#### Potongan Dokumen:
%%
PENGERTIAN BID’AH
Bid’ah menurut
bahasa, diambil dari bida’ yaitu mengadakan sesuatu tanpa ada contoh.
Sebelumnya Allah berfirman. Badiiu’ as-samaawaati wal ardli “Artinya : Allah
pencipta langit dan bumi” [Al-Baqarah : 117]
Artinya adalah
Allah yang mengadakannya tanpa ada contoh sebelumnya. Juga firman Allah.
Qul maa kuntu
bid’an min ar-rusuli “Artinya : Katakanlah : ‘Aku bukanlah rasul yang pertama
di antara rasul-rasul”. [Al-Ahqaf : 9].
Maksudnya adalah
: Aku bukanlah orang yang pertama kali datang dengan risalah ini dari Allah
Ta’ala kepada hamba-hambanya, bahkan telah banyak sebelumku dari para rasul
yang telah mendahuluiku.
Dan dikatakan
juga : “Fulan mengada-adakan bid’ah”, maksudnya : memulai satu cara yang belum
ada sebelumnya.
Dan perbuatan
bid’ah itu ada dua bagian :
1.
Perbuatan
bid’ah dalam adat istiadat (kebiasaan) ; seperti adanya penemuan-penemuan baru
dibidang IPTEK (juga termasuk didalamnya penyingkapan-penyingkapan ilmu dengan
berbagai macam-macamnya). Ini adalah mubah (diperbolehkan) ; karena asal dari
semua adat istiadat (kebiasaan) adalah mubah.
2.
Perbuatan
bid’ah di dalam Ad-Dien (Islam) hukumnya haram, karena yang ada dalam dien itu
adalah tauqifi (tidak bisa dirubah-rubah) ; Rasulullah Shallallahu ‘alaihi wa
sallam bersabda : “Artinya : Barangsiapa yang mengadakan hal yang baru (berbuat
yang baru) di dalam urusan kami ini yang bukan dari urusan tersebut, maka
perbuatannya di tolak (tidak diterima)”. Dan di dalam riwayat lain disebutkan :
“Artinya : Barangsiapa yang berbuat suatu amalan yang bukan didasarkan urusan
kami, maka perbuatannya di tolak”.
%%
#### Data Tersedia:
%%
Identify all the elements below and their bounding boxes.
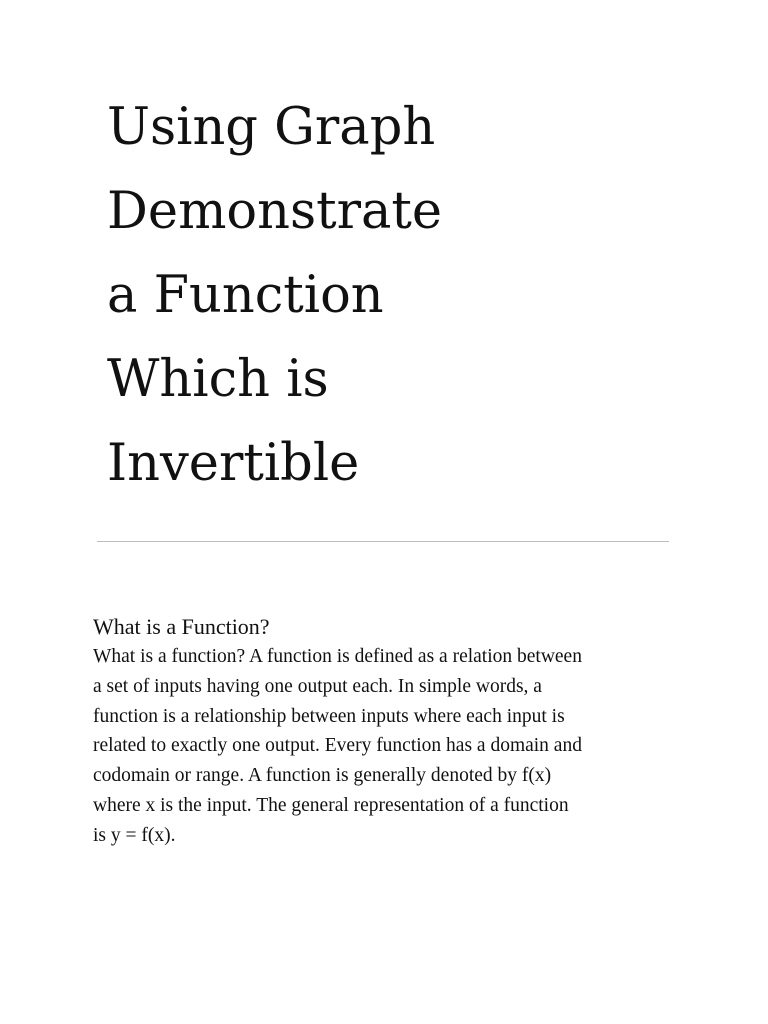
body-line: What is a function? A function is defined as a relation between xyxy=(93,646,582,667)
page-title xyxy=(107,86,667,506)
body-line: codomain or range. A function is generally denoted by f(x) xyxy=(93,765,552,787)
body-line: related to exactly one output. Every function has a domain and xyxy=(93,735,582,757)
title-line: Demonstrate xyxy=(107,182,443,241)
body-line: is y = f(x). xyxy=(93,824,176,846)
section-body xyxy=(93,642,693,851)
section-heading: What is a Function? xyxy=(93,614,270,639)
title-divider xyxy=(97,541,669,542)
body-line: where x is the input. The general representation of a function xyxy=(93,794,569,816)
title-line: Using Graph xyxy=(107,98,436,157)
title-line: Invertible xyxy=(107,434,360,493)
body-line: a set of inputs having one output each. In simple words, a xyxy=(93,675,542,697)
body-line: function is a relationship between inputs where each input is xyxy=(93,705,565,727)
function-section xyxy=(93,612,693,851)
title-line: a Function xyxy=(107,266,384,325)
title-line: Which is xyxy=(107,350,329,409)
%%
#### Ketentuan Tugas:
- 1) Dalam teks tentang pengertian bid’ah, apa alasan perbuatan bid’ah dalam adat istiadat dihukumi mubah? Jawab dalam satu sampai tiga kalimat.
- 2) Salin bagian teks tentang pengertian bid’ah mulai dari "Sebelumnya Allah berfirman." sampai "ada sebelumnya.", termasuk kedua bagian itu, tanpa mengubah satu huruf pun.

#### Hasil Latihan:
- 1) Perbuatan bid’ah dalam adat istiadat, misalnya penemuan baru di bidang IPTEK, dihukumi mubah (diperbolehkan). Alasannya, asal dari semua adat istiadat (kebiasaan) adalah mubah.

- 2)
Sebelumnya Allah berfirman. Badiiu’ as-samaawaati wal ardli “Artinya : Allah
pencipta langit dan bumi” [Al-Baqarah : 117]
Artinya adalah
Allah yang mengadakannya tanpa ada contoh sebelumnya. Juga firman Allah.
Qul maa kuntu
bid’an min ar-rusuli “Artinya : Katakanlah : ‘Aku bukanlah rasul yang pertama
di antara rasul-rasul”. [Al-Ahqaf : 9].
Maksudnya adalah
: Aku bukanlah orang yang pertama kali datang dengan risalah ini dari Allah
Ta’ala kepada hamba-hambanya, bahkan telah banyak sebelumku dari para rasul
yang telah mendahuluiku.
Dan dikatakan
juga : “Fulan mengada-adakan bid’ah”, maksudnya : memulai satu cara yang belum
ada sebelumnya.